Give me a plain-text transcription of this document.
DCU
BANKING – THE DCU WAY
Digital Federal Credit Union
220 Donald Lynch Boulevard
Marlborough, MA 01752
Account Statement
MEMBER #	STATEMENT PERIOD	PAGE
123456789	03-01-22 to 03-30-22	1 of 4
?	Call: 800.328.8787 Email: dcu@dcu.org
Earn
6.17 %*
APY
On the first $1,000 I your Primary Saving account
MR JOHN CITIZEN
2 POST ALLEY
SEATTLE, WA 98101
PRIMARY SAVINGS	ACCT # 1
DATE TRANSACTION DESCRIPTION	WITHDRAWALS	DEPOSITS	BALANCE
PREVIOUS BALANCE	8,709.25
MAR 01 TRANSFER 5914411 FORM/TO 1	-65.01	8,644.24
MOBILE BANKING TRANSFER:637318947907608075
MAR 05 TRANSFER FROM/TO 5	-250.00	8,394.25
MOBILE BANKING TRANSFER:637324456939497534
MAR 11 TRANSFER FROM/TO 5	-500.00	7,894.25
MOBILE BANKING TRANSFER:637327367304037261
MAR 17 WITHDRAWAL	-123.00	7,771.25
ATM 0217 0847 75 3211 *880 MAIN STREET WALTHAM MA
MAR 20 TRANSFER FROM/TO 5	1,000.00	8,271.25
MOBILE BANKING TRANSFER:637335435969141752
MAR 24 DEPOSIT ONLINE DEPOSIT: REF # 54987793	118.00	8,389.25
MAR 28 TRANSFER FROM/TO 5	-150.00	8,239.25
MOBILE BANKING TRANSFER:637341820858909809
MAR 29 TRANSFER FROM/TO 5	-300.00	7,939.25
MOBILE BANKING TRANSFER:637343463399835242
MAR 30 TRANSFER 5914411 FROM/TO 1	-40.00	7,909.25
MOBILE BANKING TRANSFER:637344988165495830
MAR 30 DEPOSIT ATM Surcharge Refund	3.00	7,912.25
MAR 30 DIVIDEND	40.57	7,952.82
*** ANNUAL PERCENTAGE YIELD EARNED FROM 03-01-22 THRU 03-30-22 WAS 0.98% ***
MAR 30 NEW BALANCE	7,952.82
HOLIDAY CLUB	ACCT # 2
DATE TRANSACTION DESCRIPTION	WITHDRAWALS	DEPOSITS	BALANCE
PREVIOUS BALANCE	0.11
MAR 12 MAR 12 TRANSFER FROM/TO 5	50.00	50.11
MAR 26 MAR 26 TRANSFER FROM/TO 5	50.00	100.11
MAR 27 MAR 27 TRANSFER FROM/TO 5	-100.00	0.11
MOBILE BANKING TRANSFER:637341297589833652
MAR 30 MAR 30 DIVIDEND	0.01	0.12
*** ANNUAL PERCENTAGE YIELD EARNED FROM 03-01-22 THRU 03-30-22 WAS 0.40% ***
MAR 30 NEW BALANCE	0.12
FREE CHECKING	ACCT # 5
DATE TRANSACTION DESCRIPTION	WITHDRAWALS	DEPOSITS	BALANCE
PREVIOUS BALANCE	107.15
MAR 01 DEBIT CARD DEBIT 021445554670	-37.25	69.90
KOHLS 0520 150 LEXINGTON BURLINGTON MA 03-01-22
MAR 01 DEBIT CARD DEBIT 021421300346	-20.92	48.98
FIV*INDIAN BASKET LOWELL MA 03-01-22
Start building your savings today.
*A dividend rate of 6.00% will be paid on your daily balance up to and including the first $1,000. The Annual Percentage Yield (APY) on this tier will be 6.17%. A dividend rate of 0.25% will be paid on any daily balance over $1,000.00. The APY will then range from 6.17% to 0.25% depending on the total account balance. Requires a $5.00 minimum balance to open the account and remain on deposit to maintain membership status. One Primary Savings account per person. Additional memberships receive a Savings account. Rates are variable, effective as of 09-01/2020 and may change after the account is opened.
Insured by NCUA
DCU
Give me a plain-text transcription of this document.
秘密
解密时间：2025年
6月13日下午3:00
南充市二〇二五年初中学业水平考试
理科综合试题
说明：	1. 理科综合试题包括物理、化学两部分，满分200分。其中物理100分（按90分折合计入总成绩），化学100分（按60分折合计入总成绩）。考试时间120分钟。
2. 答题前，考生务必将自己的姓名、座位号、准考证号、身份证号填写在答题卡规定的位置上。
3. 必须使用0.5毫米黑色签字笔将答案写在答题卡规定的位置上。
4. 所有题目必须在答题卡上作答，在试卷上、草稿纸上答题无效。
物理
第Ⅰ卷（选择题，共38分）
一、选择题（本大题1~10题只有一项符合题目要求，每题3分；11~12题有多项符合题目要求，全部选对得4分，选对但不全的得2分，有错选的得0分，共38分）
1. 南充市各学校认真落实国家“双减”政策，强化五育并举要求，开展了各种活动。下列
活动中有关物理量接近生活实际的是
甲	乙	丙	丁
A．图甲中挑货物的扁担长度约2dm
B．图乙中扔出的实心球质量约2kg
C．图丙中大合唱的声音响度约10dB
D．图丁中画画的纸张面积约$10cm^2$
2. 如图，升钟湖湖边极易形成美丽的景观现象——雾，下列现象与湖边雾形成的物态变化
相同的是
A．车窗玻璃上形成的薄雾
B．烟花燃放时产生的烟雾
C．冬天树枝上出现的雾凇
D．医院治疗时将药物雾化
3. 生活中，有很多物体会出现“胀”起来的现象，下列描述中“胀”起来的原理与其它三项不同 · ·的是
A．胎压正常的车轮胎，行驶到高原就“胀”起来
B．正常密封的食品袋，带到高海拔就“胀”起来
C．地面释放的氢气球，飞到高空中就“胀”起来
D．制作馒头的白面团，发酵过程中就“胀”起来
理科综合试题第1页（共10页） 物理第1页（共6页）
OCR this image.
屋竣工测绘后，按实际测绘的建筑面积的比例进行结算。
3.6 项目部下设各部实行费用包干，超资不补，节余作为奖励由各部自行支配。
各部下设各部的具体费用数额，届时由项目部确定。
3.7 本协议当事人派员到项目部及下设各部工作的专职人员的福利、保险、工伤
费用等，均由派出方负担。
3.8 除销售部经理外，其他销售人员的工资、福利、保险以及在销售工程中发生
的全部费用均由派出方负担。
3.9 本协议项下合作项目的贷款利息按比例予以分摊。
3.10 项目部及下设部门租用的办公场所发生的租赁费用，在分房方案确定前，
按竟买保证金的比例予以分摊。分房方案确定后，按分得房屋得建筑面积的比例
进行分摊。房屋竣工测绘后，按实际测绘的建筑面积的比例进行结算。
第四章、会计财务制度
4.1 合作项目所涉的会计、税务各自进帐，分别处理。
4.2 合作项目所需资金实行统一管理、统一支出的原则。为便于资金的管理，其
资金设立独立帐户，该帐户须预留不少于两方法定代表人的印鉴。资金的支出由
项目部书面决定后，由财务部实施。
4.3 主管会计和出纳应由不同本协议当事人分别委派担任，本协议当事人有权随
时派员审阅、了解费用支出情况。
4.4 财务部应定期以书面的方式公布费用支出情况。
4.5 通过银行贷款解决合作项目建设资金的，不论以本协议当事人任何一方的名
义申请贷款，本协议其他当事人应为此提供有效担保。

━━━━━━━━━━━━━━━━━━━━━━━━━━━━━━

§ The exercise: All the data must be duplicated exactly, with nothing added or removed.

§ Solution for this problem:
Give me a plain-text transcription of this document.
DCU
BANKING – THE DCU WAY
Digital Federal Credit Union
220 Donald Lynch Boulevard
Marlborough, MA 01752
Account Statement
MEMBER #	STATEMENT PERIOD	PAGE
123456789	03-01-22 to 03-30-22	1 of 4
?	Call: 800.328.8787 Email: dcu@dcu.org
Earn
6.17 %*
APY
On the first $1,000 I your Primary Saving account
MR JOHN CITIZEN
2 POST ALLEY
SEATTLE, WA 98101
PRIMARY SAVINGS	ACCT # 1
DATE TRANSACTION DESCRIPTION	WITHDRAWALS	DEPOSITS	BALANCE
PREVIOUS BALANCE	8,709.25
MAR 01 TRANSFER 5914411 FORM/TO 1	-65.01	8,644.24
MOBILE BANKING TRANSFER:637318947907608075
MAR 05 TRANSFER FROM/TO 5	-250.00	8,394.25
MOBILE BANKING TRANSFER:637324456939497534
MAR 11 TRANSFER FROM/TO 5	-500.00	7,894.25
MOBILE BANKING TRANSFER:637327367304037261
MAR 17 WITHDRAWAL	-123.00	7,771.25
ATM 0217 0847 75 3211 *880 MAIN STREET WALTHAM MA
MAR 20 TRANSFER FROM/TO 5	1,000.00	8,271.25
MOBILE BANKING TRANSFER:637335435969141752
MAR 24 DEPOSIT ONLINE DEPOSIT: REF # 54987793	118.00	8,389.25
MAR 28 TRANSFER FROM/TO 5	-150.00	8,239.25
MOBILE BANKING TRANSFER:637341820858909809
MAR 29 TRANSFER FROM/TO 5	-300.00	7,939.25
MOBILE BANKING TRANSFER:637343463399835242
MAR 30 TRANSFER 5914411 FROM/TO 1	-40.00	7,909.25
MOBILE BANKING TRANSFER:637344988165495830
MAR 30 DEPOSIT ATM Surcharge Refund	3.00	7,912.25
MAR 30 DIVIDEND	40.57	7,952.82
*** ANNUAL PERCENTAGE YIELD EARNED FROM 03-01-22 THRU 03-30-22 WAS 0.98% ***
MAR 30 NEW BALANCE	7,952.82
HOLIDAY CLUB	ACCT # 2
DATE TRANSACTION DESCRIPTION	WITHDRAWALS	DEPOSITS	BALANCE
PREVIOUS BALANCE	0.11
MAR 12 MAR 12 TRANSFER FROM/TO 5	50.00	50.11
MAR 26 MAR 26 TRANSFER FROM/TO 5	50.00	100.11
MAR 27 MAR 27 TRANSFER FROM/TO 5	-100.00	0.11
MOBILE BANKING TRANSFER:637341297589833652
MAR 30 MAR 30 DIVIDEND	0.01	0.12
*** ANNUAL PERCENTAGE YIELD EARNED FROM 03-01-22 THRU 03-30-22 WAS 0.40% ***
MAR 30 NEW BALANCE	0.12
FREE CHECKING	ACCT # 5
DATE TRANSACTION DESCRIPTION	WITHDRAWALS	DEPOSITS	BALANCE
PREVIOUS BALANCE	107.15
MAR 01 DEBIT CARD DEBIT 021445554670	-37.25	69.90
KOHLS 0520 150 LEXINGTON BURLINGTON MA 03-01-22
MAR 01 DEBIT CARD DEBIT 021421300346	-20.92	48.98
FIV*INDIAN BASKET LOWELL MA 03-01-22
Start building your savings today.
*A dividend rate of 6.00% will be paid on your daily balance up to and including the first $1,000. The Annual Percentage Yield (APY) on this tier will be 6.17%. A dividend rate of 0.25% will be paid on any daily balance over $1,000.00. The APY will then range from 6.17% to 0.25% depending on the total account balance. Requires a $5.00 minimum balance to open the account and remain on deposit to maintain membership status. One Primary Savings account per person. Additional memberships receive a Savings account. Rates are variable, effective as of 09-01/2020 and may change after the account is opened.
Insured by NCUA
DCU
Give me a plain-text transcription of this document.
秘密
解密时间：2025年
6月13日下午3:00
南充市二〇二五年初中学业水平考试
理科综合试题
说明：	1. 理科综合试题包括物理、化学两部分，满分200分。其中物理100分（按90分折合计入总成绩），化学100分（按60分折合计入总成绩）。考试时间120分钟。
2. 答题前，考生务必将自己的姓名、座位号、准考证号、身份证号填写在答题卡规定的位置上。
3. 必须使用0.5毫米黑色签字笔将答案写在答题卡规定的位置上。
4. 所有题目必须在答题卡上作答，在试卷上、草稿纸上答题无效。
物理
第Ⅰ卷（选择题，共38分）
一、选择题（本大题1~10题只有一项符合题目要求，每题3分；11~12题有多项符合题目要求，全部选对得4分，选对但不全的得2分，有错选的得0分，共38分）
1. 南充市各学校认真落实国家“双减”政策，强化五育并举要求，开展了各种活动。下列
活动中有关物理量接近生活实际的是
甲	乙	丙	丁
A．图甲中挑货物的扁担长度约2dm
B．图乙中扔出的实心球质量约2kg
C．图丙中大合唱的声音响度约10dB
D．图丁中画画的纸张面积约$10cm^2$
2. 如图，升钟湖湖边极易形成美丽的景观现象——雾，下列现象与湖边雾形成的物态变化
相同的是
A．车窗玻璃上形成的薄雾
B．烟花燃放时产生的烟雾
C．冬天树枝上出现的雾凇
D．医院治疗时将药物雾化
3. 生活中，有很多物体会出现“胀”起来的现象，下列描述中“胀”起来的原理与其它三项不同 · ·的是
A．胎压正常的车轮胎，行驶到高原就“胀”起来
B．正常密封的食品袋，带到高海拔就“胀”起来
C．地面释放的氢气球，飞到高空中就“胀”起来
D．制作馒头的白面团，发酵过程中就“胀”起来
理科综合试题第1页（共10页） 物理第1页（共6页）
OCR this image.
屋竣工测绘后，按实际测绘的建筑面积的比例进行结算。
3.6 项目部下设各部实行费用包干，超资不补，节余作为奖励由各部自行支配。
各部下设各部的具体费用数额，届时由项目部确定。
3.7 本协议当事人派员到项目部及下设各部工作的专职人员的福利、保险、工伤
费用等，均由派出方负担。
3.8 除销售部经理外，其他销售人员的工资、福利、保险以及在销售工程中发生
的全部费用均由派出方负担。
3.9 本协议项下合作项目的贷款利息按比例予以分摊。
3.10 项目部及下设部门租用的办公场所发生的租赁费用，在分房方案确定前，
按竟买保证金的比例予以分摊。分房方案确定后，按分得房屋得建筑面积的比例
进行分摊。房屋竣工测绘后，按实际测绘的建筑面积的比例进行结算。
第四章、会计财务制度
4.1 合作项目所涉的会计、税务各自进帐，分别处理。
4.2 合作项目所需资金实行统一管理、统一支出的原则。为便于资金的管理，其
资金设立独立帐户，该帐户须预留不少于两方法定代表人的印鉴。资金的支出由
项目部书面决定后，由财务部实施。
4.3 主管会计和出纳应由不同本协议当事人分别委派担任，本协议当事人有权随
时派员审阅、了解费用支出情况。
4.4 财务部应定期以书面的方式公布费用支出情况。
4.5 通过银行贷款解决合作项目建设资金的，不论以本协议当事人任何一方的名
义申请贷款，本协议其他当事人应为此提供有效担保。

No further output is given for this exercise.